Requirements
Print out every line, exactly as written.

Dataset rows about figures

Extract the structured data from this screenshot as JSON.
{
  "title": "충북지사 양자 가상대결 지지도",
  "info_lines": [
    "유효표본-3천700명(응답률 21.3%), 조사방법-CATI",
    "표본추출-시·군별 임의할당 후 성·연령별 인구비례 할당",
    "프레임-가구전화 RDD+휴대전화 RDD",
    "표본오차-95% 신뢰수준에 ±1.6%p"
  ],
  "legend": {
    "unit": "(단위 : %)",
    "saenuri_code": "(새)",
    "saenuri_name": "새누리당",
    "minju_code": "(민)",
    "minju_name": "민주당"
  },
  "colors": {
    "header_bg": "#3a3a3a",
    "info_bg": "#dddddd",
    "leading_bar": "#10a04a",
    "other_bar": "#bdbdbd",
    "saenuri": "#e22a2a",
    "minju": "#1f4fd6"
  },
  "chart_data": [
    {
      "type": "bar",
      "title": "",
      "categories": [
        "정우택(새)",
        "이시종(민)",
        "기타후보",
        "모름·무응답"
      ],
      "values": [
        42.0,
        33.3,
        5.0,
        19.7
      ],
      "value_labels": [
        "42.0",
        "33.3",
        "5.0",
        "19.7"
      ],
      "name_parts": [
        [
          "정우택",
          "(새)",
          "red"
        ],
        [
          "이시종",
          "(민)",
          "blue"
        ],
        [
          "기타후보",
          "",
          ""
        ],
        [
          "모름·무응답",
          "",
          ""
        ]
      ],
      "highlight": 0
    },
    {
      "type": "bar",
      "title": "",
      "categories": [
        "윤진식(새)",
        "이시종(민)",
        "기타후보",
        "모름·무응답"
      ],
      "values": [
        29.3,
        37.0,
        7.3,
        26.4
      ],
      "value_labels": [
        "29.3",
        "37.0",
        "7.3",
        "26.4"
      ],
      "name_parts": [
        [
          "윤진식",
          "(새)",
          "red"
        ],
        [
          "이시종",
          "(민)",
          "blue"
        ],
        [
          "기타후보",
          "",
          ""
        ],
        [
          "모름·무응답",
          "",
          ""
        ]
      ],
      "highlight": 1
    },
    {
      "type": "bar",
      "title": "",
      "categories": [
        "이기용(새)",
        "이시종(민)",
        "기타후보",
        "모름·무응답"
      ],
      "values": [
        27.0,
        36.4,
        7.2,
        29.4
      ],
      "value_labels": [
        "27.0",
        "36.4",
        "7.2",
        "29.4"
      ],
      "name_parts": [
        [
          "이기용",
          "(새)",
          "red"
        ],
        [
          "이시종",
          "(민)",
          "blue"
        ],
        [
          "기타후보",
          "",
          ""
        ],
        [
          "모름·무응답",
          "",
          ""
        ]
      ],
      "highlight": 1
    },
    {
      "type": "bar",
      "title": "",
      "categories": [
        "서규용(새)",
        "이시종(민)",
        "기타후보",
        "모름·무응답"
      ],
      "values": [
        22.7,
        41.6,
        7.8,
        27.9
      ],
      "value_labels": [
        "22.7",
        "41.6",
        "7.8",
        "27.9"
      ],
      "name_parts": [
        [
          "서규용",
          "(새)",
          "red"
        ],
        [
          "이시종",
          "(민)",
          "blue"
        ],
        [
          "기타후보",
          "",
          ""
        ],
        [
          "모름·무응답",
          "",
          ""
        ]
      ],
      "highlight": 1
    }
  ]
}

The response
Extract the structured data from this screenshot as JSON.
{
  "title": "충북지사 양자 가상대결 지지도",
  "info_lines": [
    "유효표본-3천700명(응답률 21.3%), 조사방법-CATI",
    "표본추출-시·군별 임의할당 후 성·연령별 인구비례 할당",
    "프레임-가구전화 RDD+휴대전화 RDD",
    "표본오차-95% 신뢰수준에 ±1.6%p"
  ],
  "legend": {
    "unit": "(단위 : %)",
    "saenuri_code": "(새)",
    "saenuri_name": "새누리당",
    "minju_code": "(민)",
    "minju_name": "민주당"
  },
  "colors": {
    "header_bg": "#3a3a3a",
    "info_bg": "#dddddd",
    "leading_bar": "#10a04a",
    "other_bar": "#bdbdbd",
    "saenuri": "#e22a2a",
    "minju": "#1f4fd6"
  },
  "chart_data": [
    {
      "type": "bar",
      "title": "",
      "categories": [
        "정우택(새)",
        "이시종(민)",
        "기타후보",
        "모름·무응답"
      ],
      "values": [
        42.0,
        33.3,
        5.0,
        19.7
      ],
      "value_labels": [
        "42.0",
        "33.3",
        "5.0",
        "19.7"
      ],
      "name_parts": [
        [
          "정우택",
          "(새)",
          "red"
        ],
        [
          "이시종",
          "(민)",
          "blue"
        ],
        [
          "기타후보",
          "",
          ""
        ],
        [
          "모름·무응답",
          "",
          ""
        ]
      ],
      "highlight": 0
    },
    {
      "type": "bar",
      "title": "",
      "categories": [
        "윤진식(새)",
        "이시종(민)",
        "기타후보",
        "모름·무응답"
      ],
      "values": [
        29.3,
        37.0,
        7.3,
        26.4
      ],
      "value_labels": [
        "29.3",
        "37.0",
        "7.3",
        "26.4"
      ],
      "name_parts": [
        [
          "윤진식",
          "(새)",
          "red"
        ],
        [
          "이시종",
          "(민)",
          "blue"
        ],
        [
          "기타후보",
          "",
          ""
        ],
        [
          "모름·무응답",
          "",
          ""
        ]
      ],
      "highlight": 1
    },
    {
      "type": "bar",
      "title": "",
      "categories": [
        "이기용(새)",
        "이시종(민)",
        "기타후보",
        "모름·무응답"
      ],
      "values": [
        27.0,
        36.4,
        7.2,
        29.4
      ],
      "value_labels": [
        "27.0",
        "36.4",
        "7.2",
        "29.4"
      ],
      "name_parts": [
        [
          "이기용",
          "(새)",
          "red"
        ],
        [
          "이시종",
          "(민)",
          "blue"
        ],
        [
          "기타후보",
          "",
          ""
        ],
        [
          "모름·무응답",
          "",
          ""
        ]
      ],
      "highlight": 1
    },
    {
      "type": "bar",
      "title": "",
      "categories": [
        "서규용(새)",
        "이시종(민)",
        "기타후보",
        "모름·무응답"
      ],
      "values": [
        22.7,
        41.6,
        7.8,
        27.9
      ],
      "value_labels": [
        "22.7",
        "41.6",
        "7.8",
        "27.9"
      ],
      "name_parts": [
        [
          "서규용",
          "(새)",
          "red"
        ],
        [
          "이시종",
          "(민)",
          "blue"
        ],
        [
          "기타후보",
          "",
          ""
        ],
        [
          "모름·무응답",
          "",
          ""
        ]
      ],
      "highlight": 1
    }
  ]
}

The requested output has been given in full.